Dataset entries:

+ + + + + + +

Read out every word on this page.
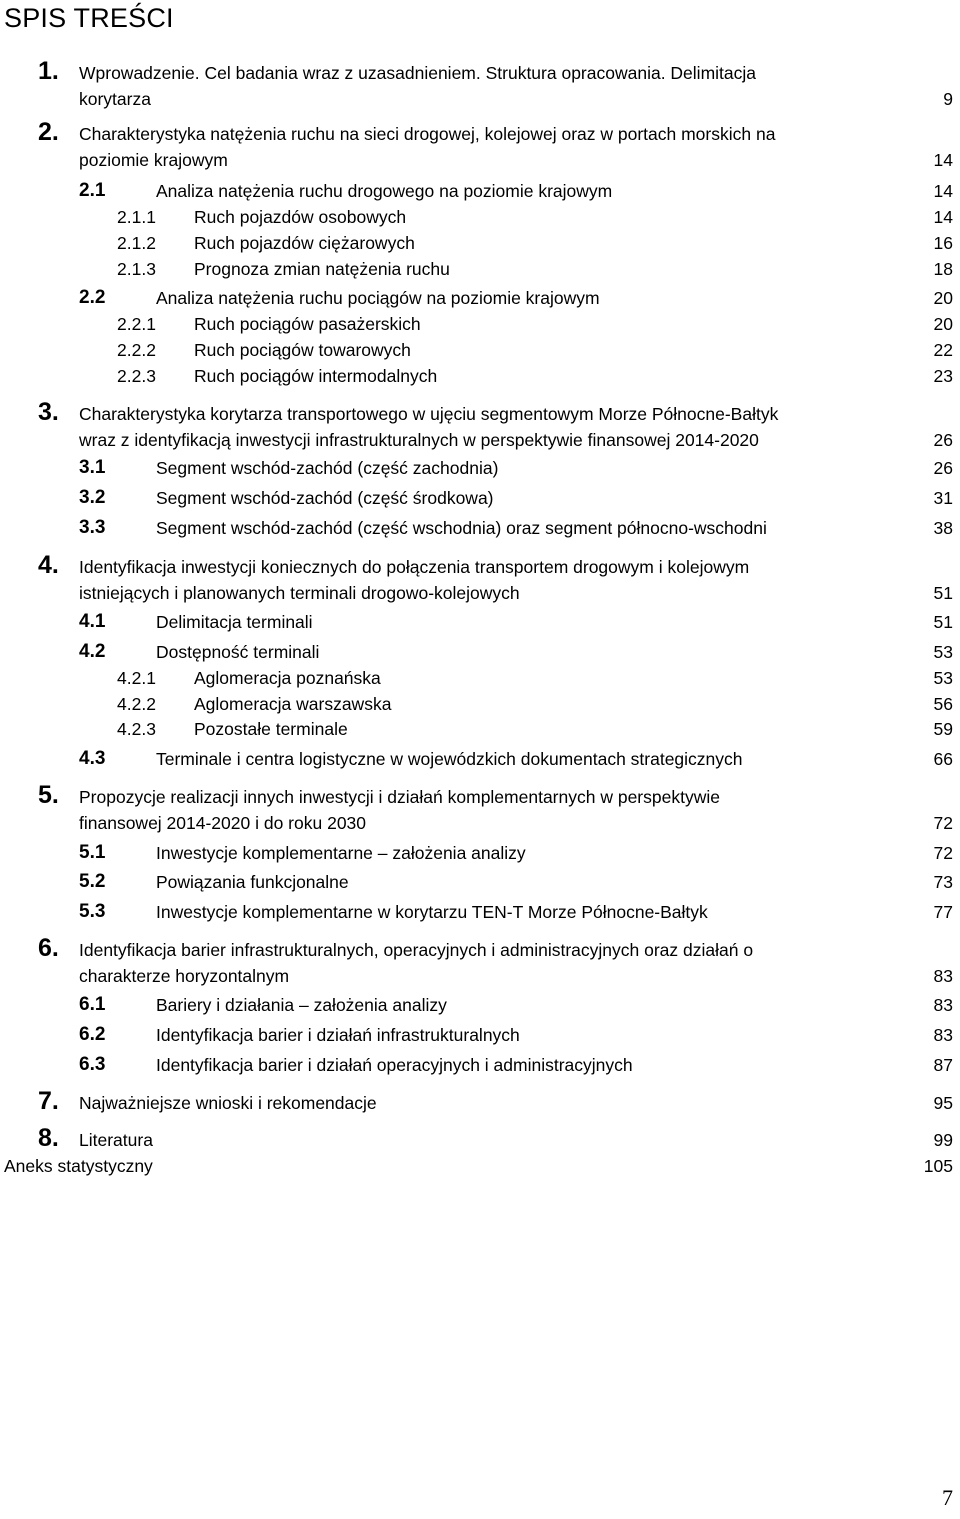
SPIS TREŚCI
7
1. Wprowadzenie. Cel badania wraz z uzasadnieniem. Struktura opracowania. Delimitacja
korytarza	9
2. Charakterystyka natężenia ruchu na sieci drogowej, kolejowej oraz w portach morskich na
poziomie krajowym	14
2.1	Analiza natężenia ruchu drogowego na poziomie krajowym	14
2.1.1 Ruch pojazdów osobowych	14
2.1.2 Ruch pojazdów ciężarowych	16
2.1.3 Prognoza zmian natężenia ruchu	18
2.2	Analiza natężenia ruchu pociągów na poziomie krajowym	20
2.2.1 Ruch pociągów pasażerskich	20
2.2.2 Ruch pociągów towarowych	22
2.2.3 Ruch pociągów intermodalnych	23
3. Charakterystyka korytarza transportowego w ujęciu segmentowym Morze Północne-Bałtyk
wraz z identyfikacją inwestycji infrastrukturalnych w perspektywie finansowej 2014-2020	26
3.1	Segment wschód-zachód (część zachodnia)	26
3.2	Segment wschód-zachód (część środkowa)	31
3.3	Segment wschód-zachód (część wschodnia) oraz segment północno-wschodni	38
4. Identyfikacja inwestycji koniecznych do połączenia transportem drogowym i kolejowym
istniejących i planowanych terminali drogowo-kolejowych	51
4.1	Delimitacja terminali	51
4.2	Dostępność terminali	53
4.2.1 Aglomeracja poznańska	53
4.2.2 Aglomeracja warszawska	56
4.2.3 Pozostałe terminale	59
4.3	Terminale i centra logistyczne w wojewódzkich dokumentach strategicznych	66
5. Propozycje realizacji innych inwestycji i działań komplementarnych w perspektywie
finansowej 2014-2020 i do roku 2030	72
5.1	Inwestycje komplementarne – założenia analizy	72
5.2	Powiązania funkcjonalne	73
5.3	Inwestycje komplementarne w korytarzu TEN-T Morze Północne-Bałtyk	77
6. Identyfikacja barier infrastrukturalnych, operacyjnych i administracyjnych oraz działań o
charakterze horyzontalnym	83
6.1	Bariery i działania – założenia analizy	83
6.2	Identyfikacja barier i działań infrastrukturalnych	83
6.3	Identyfikacja barier i działań operacyjnych i administracyjnych	87
7. Najważniejsze wnioski i rekomendacje	95
8. Literatura	99
Aneks statystyczny	105
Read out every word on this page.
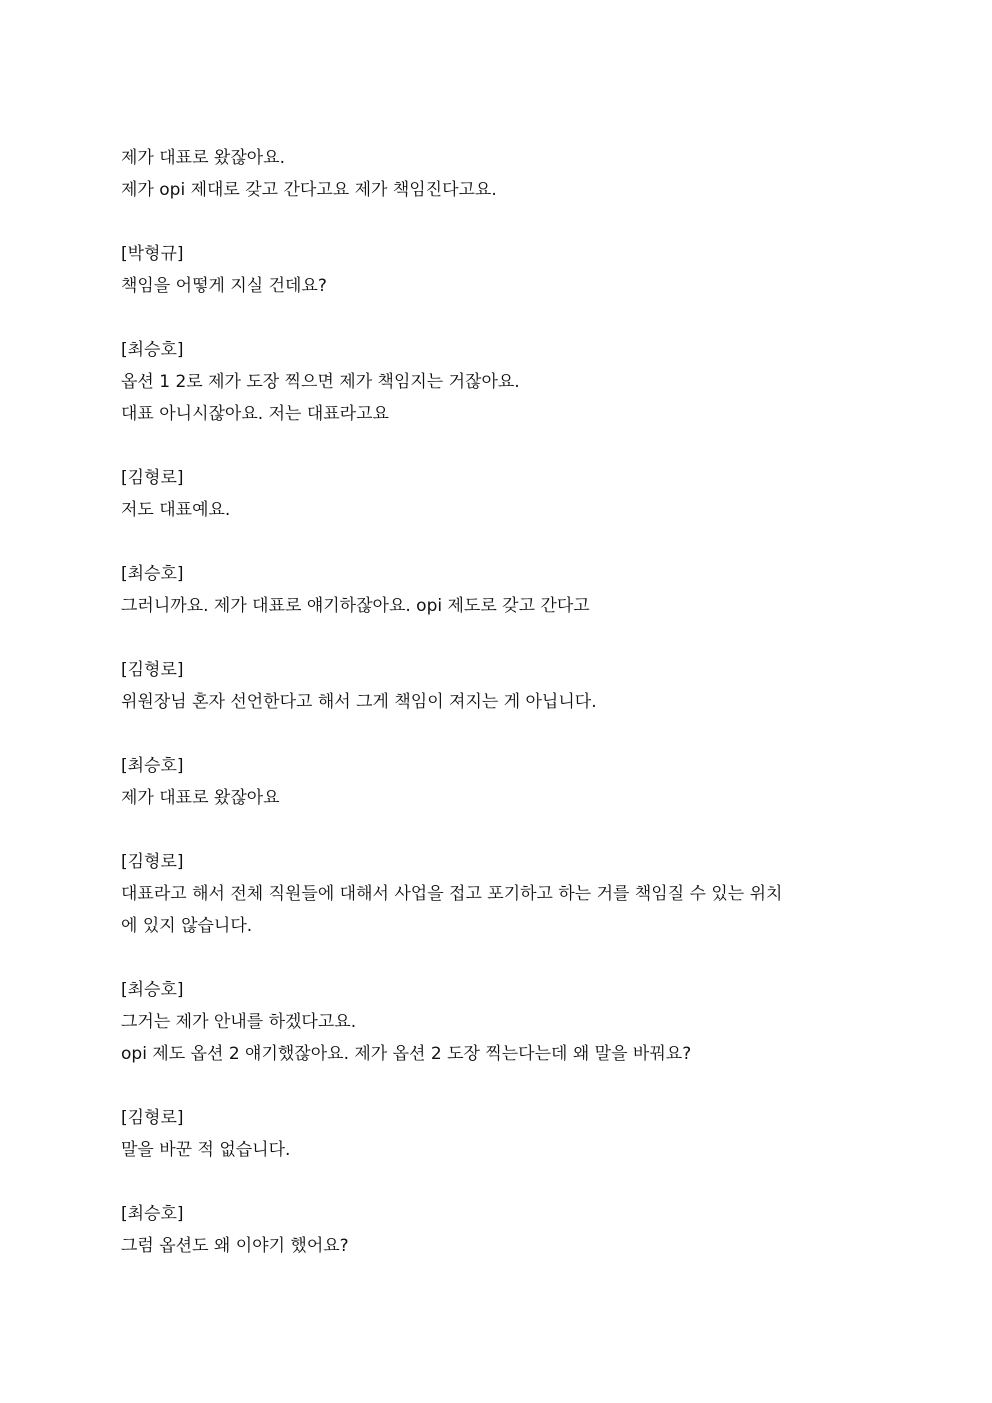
제가 대표로 왔잖아요.
제가 opi 제대로 갖고 간다고요 제가 책임진다고요.
[박형규]
책임을 어떻게 지실 건데요?
[최승호]
옵션 1 2로 제가 도장 찍으면 제가 책임지는 거잖아요.
대표 아니시잖아요. 저는 대표라고요
[김형로]
저도 대표예요.
[최승호]
그러니까요. 제가 대표로 얘기하잖아요. opi 제도로 갖고 간다고
[김형로]
위원장님 혼자 선언한다고 해서 그게 책임이 져지는 게 아닙니다.
[최승호]
제가 대표로 왔잖아요
[김형로]
대표라고 해서 전체 직원들에 대해서 사업을 접고 포기하고 하는 거를 책임질 수 있는 위치
에 있지 않습니다.
[최승호]
그거는 제가 안내를 하겠다고요.
opi 제도 옵션 2 얘기했잖아요. 제가 옵션 2 도장 찍는다는데 왜 말을 바꿔요?
[김형로]
말을 바꾼 적 없습니다.
[최승호]
그럼 옵션도 왜 이야기 했어요?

+ + + + + + +

**What you need to do**
Your copy should repeat each entry above exactly but contain no pictures.

**Answer below**
Read out every word on this page.
SPIS TREŚCI
7
1. Wprowadzenie. Cel badania wraz z uzasadnieniem. Struktura opracowania. Delimitacja
korytarza	9
2. Charakterystyka natężenia ruchu na sieci drogowej, kolejowej oraz w portach morskich na
poziomie krajowym	14
2.1	Analiza natężenia ruchu drogowego na poziomie krajowym	14
2.1.1 Ruch pojazdów osobowych	14
2.1.2 Ruch pojazdów ciężarowych	16
2.1.3 Prognoza zmian natężenia ruchu	18
2.2	Analiza natężenia ruchu pociągów na poziomie krajowym	20
2.2.1 Ruch pociągów pasażerskich	20
2.2.2 Ruch pociągów towarowych	22
2.2.3 Ruch pociągów intermodalnych	23
3. Charakterystyka korytarza transportowego w ujęciu segmentowym Morze Północne-Bałtyk
wraz z identyfikacją inwestycji infrastrukturalnych w perspektywie finansowej 2014-2020	26
3.1	Segment wschód-zachód (część zachodnia)	26
3.2	Segment wschód-zachód (część środkowa)	31
3.3	Segment wschód-zachód (część wschodnia) oraz segment północno-wschodni	38
4. Identyfikacja inwestycji koniecznych do połączenia transportem drogowym i kolejowym
istniejących i planowanych terminali drogowo-kolejowych	51
4.1	Delimitacja terminali	51
4.2	Dostępność terminali	53
4.2.1 Aglomeracja poznańska	53
4.2.2 Aglomeracja warszawska	56
4.2.3 Pozostałe terminale	59
4.3	Terminale i centra logistyczne w wojewódzkich dokumentach strategicznych	66
5. Propozycje realizacji innych inwestycji i działań komplementarnych w perspektywie
finansowej 2014-2020 i do roku 2030	72
5.1	Inwestycje komplementarne – założenia analizy	72
5.2	Powiązania funkcjonalne	73
5.3	Inwestycje komplementarne w korytarzu TEN-T Morze Północne-Bałtyk	77
6. Identyfikacja barier infrastrukturalnych, operacyjnych i administracyjnych oraz działań o
charakterze horyzontalnym	83
6.1	Bariery i działania – założenia analizy	83
6.2	Identyfikacja barier i działań infrastrukturalnych	83
6.3	Identyfikacja barier i działań operacyjnych i administracyjnych	87
7. Najważniejsze wnioski i rekomendacje	95
8. Literatura	99
Aneks statystyczny	105
Read out every word on this page.
제가 대표로 왔잖아요.
제가 opi 제대로 갖고 간다고요 제가 책임진다고요.
[박형규]
책임을 어떻게 지실 건데요?
[최승호]
옵션 1 2로 제가 도장 찍으면 제가 책임지는 거잖아요.
대표 아니시잖아요. 저는 대표라고요
[김형로]
저도 대표예요.
[최승호]
그러니까요. 제가 대표로 얘기하잖아요. opi 제도로 갖고 간다고
[김형로]
위원장님 혼자 선언한다고 해서 그게 책임이 져지는 게 아닙니다.
[최승호]
제가 대표로 왔잖아요
[김형로]
대표라고 해서 전체 직원들에 대해서 사업을 접고 포기하고 하는 거를 책임질 수 있는 위치
에 있지 않습니다.
[최승호]
그거는 제가 안내를 하겠다고요.
opi 제도 옵션 2 얘기했잖아요. 제가 옵션 2 도장 찍는다는데 왜 말을 바꿔요?
[김형로]
말을 바꾼 적 없습니다.
[최승호]
그럼 옵션도 왜 이야기 했어요?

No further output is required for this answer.